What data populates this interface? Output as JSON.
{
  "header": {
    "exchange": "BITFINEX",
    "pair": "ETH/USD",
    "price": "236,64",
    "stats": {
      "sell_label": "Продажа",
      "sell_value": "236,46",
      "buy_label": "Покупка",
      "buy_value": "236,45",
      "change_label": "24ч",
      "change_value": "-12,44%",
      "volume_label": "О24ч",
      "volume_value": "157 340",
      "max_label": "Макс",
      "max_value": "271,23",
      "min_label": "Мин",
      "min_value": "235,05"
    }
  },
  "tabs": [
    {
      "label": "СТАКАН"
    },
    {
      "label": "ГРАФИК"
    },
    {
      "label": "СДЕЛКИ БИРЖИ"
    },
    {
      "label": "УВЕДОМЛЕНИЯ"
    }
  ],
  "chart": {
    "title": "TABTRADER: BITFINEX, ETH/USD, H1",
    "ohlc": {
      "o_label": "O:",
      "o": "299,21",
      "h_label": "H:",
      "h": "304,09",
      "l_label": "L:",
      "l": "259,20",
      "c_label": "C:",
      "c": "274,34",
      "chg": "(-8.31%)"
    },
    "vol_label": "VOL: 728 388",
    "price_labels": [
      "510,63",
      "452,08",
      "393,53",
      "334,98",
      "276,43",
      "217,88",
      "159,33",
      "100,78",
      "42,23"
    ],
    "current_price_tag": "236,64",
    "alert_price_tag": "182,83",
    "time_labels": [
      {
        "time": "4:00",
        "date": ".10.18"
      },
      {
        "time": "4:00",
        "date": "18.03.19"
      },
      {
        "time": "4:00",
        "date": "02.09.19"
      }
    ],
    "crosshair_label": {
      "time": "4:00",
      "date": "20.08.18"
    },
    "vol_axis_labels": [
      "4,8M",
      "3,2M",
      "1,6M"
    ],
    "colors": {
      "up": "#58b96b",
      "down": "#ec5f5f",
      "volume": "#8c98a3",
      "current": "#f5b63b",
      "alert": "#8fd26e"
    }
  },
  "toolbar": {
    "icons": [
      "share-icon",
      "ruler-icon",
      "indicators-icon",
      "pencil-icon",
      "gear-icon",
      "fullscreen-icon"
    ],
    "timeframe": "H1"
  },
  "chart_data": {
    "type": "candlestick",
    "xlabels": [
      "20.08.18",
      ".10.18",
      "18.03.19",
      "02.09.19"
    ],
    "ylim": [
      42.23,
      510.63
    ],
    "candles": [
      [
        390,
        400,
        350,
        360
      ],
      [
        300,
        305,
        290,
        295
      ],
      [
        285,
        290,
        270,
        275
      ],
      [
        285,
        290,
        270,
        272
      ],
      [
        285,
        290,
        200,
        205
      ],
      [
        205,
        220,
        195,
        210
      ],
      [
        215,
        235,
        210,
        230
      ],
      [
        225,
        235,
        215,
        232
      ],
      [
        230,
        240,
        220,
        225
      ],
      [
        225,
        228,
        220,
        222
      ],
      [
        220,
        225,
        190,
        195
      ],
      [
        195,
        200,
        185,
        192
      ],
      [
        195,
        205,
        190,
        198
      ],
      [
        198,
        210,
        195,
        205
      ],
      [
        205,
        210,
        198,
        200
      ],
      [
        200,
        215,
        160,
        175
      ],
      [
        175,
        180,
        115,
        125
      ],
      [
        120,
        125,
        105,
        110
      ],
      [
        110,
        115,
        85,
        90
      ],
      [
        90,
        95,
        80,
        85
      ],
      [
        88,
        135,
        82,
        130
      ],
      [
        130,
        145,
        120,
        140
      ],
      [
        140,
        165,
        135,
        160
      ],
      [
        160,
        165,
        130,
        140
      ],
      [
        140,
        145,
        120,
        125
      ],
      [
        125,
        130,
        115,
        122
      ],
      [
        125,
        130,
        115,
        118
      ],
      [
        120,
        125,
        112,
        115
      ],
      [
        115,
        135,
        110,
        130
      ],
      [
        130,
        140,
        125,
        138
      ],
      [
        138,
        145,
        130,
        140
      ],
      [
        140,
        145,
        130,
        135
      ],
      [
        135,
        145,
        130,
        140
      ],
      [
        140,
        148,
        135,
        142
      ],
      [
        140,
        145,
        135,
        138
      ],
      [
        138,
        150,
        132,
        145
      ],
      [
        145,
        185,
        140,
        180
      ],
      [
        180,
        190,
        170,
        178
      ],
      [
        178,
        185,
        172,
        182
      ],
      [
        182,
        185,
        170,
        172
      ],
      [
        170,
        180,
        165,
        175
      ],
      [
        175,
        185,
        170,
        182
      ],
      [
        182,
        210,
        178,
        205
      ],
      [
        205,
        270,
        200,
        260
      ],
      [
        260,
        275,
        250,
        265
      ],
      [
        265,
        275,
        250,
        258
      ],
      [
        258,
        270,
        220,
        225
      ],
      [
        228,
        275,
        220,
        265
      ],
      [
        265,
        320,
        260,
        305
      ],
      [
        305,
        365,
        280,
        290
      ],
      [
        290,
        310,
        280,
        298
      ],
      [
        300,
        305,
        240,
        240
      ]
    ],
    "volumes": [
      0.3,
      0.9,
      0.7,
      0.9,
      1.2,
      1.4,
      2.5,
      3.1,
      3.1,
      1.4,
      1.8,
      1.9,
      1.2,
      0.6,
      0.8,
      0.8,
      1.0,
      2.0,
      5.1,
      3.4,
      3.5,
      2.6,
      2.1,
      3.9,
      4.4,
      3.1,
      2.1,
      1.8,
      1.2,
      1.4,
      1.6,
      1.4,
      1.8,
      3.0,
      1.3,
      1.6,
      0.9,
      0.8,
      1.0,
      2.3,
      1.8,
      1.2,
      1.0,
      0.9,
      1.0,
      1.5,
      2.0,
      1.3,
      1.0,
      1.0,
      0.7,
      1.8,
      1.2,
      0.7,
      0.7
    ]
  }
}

• • •

:: Work to complete ::
The lines above should be duplicated exactly.

:: Complete output ::
What data populates this interface? Output as JSON.
{
  "header": {
    "exchange": "BITFINEX",
    "pair": "ETH/USD",
    "price": "236,64",
    "stats": {
      "sell_label": "Продажа",
      "sell_value": "236,46",
      "buy_label": "Покупка",
      "buy_value": "236,45",
      "change_label": "24ч",
      "change_value": "-12,44%",
      "volume_label": "О24ч",
      "volume_value": "157 340",
      "max_label": "Макс",
      "max_value": "271,23",
      "min_label": "Мин",
      "min_value": "235,05"
    }
  },
  "tabs": [
    {
      "label": "СТАКАН"
    },
    {
      "label": "ГРАФИК"
    },
    {
      "label": "СДЕЛКИ БИРЖИ"
    },
    {
      "label": "УВЕДОМЛЕНИЯ"
    }
  ],
  "chart": {
    "title": "TABTRADER: BITFINEX, ETH/USD, H1",
    "ohlc": {
      "o_label": "O:",
      "o": "299,21",
      "h_label": "H:",
      "h": "304,09",
      "l_label": "L:",
      "l": "259,20",
      "c_label": "C:",
      "c": "274,34",
      "chg": "(-8.31%)"
    },
    "vol_label": "VOL: 728 388",
    "price_labels": [
      "510,63",
      "452,08",
      "393,53",
      "334,98",
      "276,43",
      "217,88",
      "159,33",
      "100,78",
      "42,23"
    ],
    "current_price_tag": "236,64",
    "alert_price_tag": "182,83",
    "time_labels": [
      {
        "time": "4:00",
        "date": ".10.18"
      },
      {
        "time": "4:00",
        "date": "18.03.19"
      },
      {
        "time": "4:00",
        "date": "02.09.19"
      }
    ],
    "crosshair_label": {
      "time": "4:00",
      "date": "20.08.18"
    },
    "vol_axis_labels": [
      "4,8M",
      "3,2M",
      "1,6M"
    ],
    "colors": {
      "up": "#58b96b",
      "down": "#ec5f5f",
      "volume": "#8c98a3",
      "current": "#f5b63b",
      "alert": "#8fd26e"
    }
  },
  "toolbar": {
    "icons": [
      "share-icon",
      "ruler-icon",
      "indicators-icon",
      "pencil-icon",
      "gear-icon",
      "fullscreen-icon"
    ],
    "timeframe": "H1"
  },
  "chart_data": {
    "type": "candlestick",
    "xlabels": [
      "20.08.18",
      ".10.18",
      "18.03.19",
      "02.09.19"
    ],
    "ylim": [
      42.23,
      510.63
    ],
    "candles": [
      [
        390,
        400,
        350,
        360
      ],
      [
        300,
        305,
        290,
        295
      ],
      [
        285,
        290,
        270,
        275
      ],
      [
        285,
        290,
        270,
        272
      ],
      [
        285,
        290,
        200,
        205
      ],
      [
        205,
        220,
        195,
        210
      ],
      [
        215,
        235,
        210,
        230
      ],
      [
        225,
        235,
        215,
        232
      ],
      [
        230,
        240,
        220,
        225
      ],
      [
        225,
        228,
        220,
        222
      ],
      [
        220,
        225,
        190,
        195
      ],
      [
        195,
        200,
        185,
        192
      ],
      [
        195,
        205,
        190,
        198
      ],
      [
        198,
        210,
        195,
        205
      ],
      [
        205,
        210,
        198,
        200
      ],
      [
        200,
        215,
        160,
        175
      ],
      [
        175,
        180,
        115,
        125
      ],
      [
        120,
        125,
        105,
        110
      ],
      [
        110,
        115,
        85,
        90
      ],
      [
        90,
        95,
        80,
        85
      ],
      [
        88,
        135,
        82,
        130
      ],
      [
        130,
        145,
        120,
        140
      ],
      [
        140,
        165,
        135,
        160
      ],
      [
        160,
        165,
        130,
        140
      ],
      [
        140,
        145,
        120,
        125
      ],
      [
        125,
        130,
        115,
        122
      ],
      [
        125,
        130,
        115,
        118
      ],
      [
        120,
        125,
        112,
        115
      ],
      [
        115,
        135,
        110,
        130
      ],
      [
        130,
        140,
        125,
        138
      ],
      [
        138,
        145,
        130,
        140
      ],
      [
        140,
        145,
        130,
        135
      ],
      [
        135,
        145,
        130,
        140
      ],
      [
        140,
        148,
        135,
        142
      ],
      [
        140,
        145,
        135,
        138
      ],
      [
        138,
        150,
        132,
        145
      ],
      [
        145,
        185,
        140,
        180
      ],
      [
        180,
        190,
        170,
        178
      ],
      [
        178,
        185,
        172,
        182
      ],
      [
        182,
        185,
        170,
        172
      ],
      [
        170,
        180,
        165,
        175
      ],
      [
        175,
        185,
        170,
        182
      ],
      [
        182,
        210,
        178,
        205
      ],
      [
        205,
        270,
        200,
        260
      ],
      [
        260,
        275,
        250,
        265
      ],
      [
        265,
        275,
        250,
        258
      ],
      [
        258,
        270,
        220,
        225
      ],
      [
        228,
        275,
        220,
        265
      ],
      [
        265,
        320,
        260,
        305
      ],
      [
        305,
        365,
        280,
        290
      ],
      [
        290,
        310,
        280,
        298
      ],
      [
        300,
        305,
        240,
        240
      ]
    ],
    "volumes": [
      0.3,
      0.9,
      0.7,
      0.9,
      1.2,
      1.4,
      2.5,
      3.1,
      3.1,
      1.4,
      1.8,
      1.9,
      1.2,
      0.6,
      0.8,
      0.8,
      1.0,
      2.0,
      5.1,
      3.4,
      3.5,
      2.6,
      2.1,
      3.9,
      4.4,
      3.1,
      2.1,
      1.8,
      1.2,
      1.4,
      1.6,
      1.4,
      1.8,
      3.0,
      1.3,
      1.6,
      0.9,
      0.8,
      1.0,
      2.3,
      1.8,
      1.2,
      1.0,
      0.9,
      1.0,
      1.5,
      2.0,
      1.3,
      1.0,
      1.0,
      0.7,
      1.8,
      1.2,
      0.7,
      0.7
    ]
  }
}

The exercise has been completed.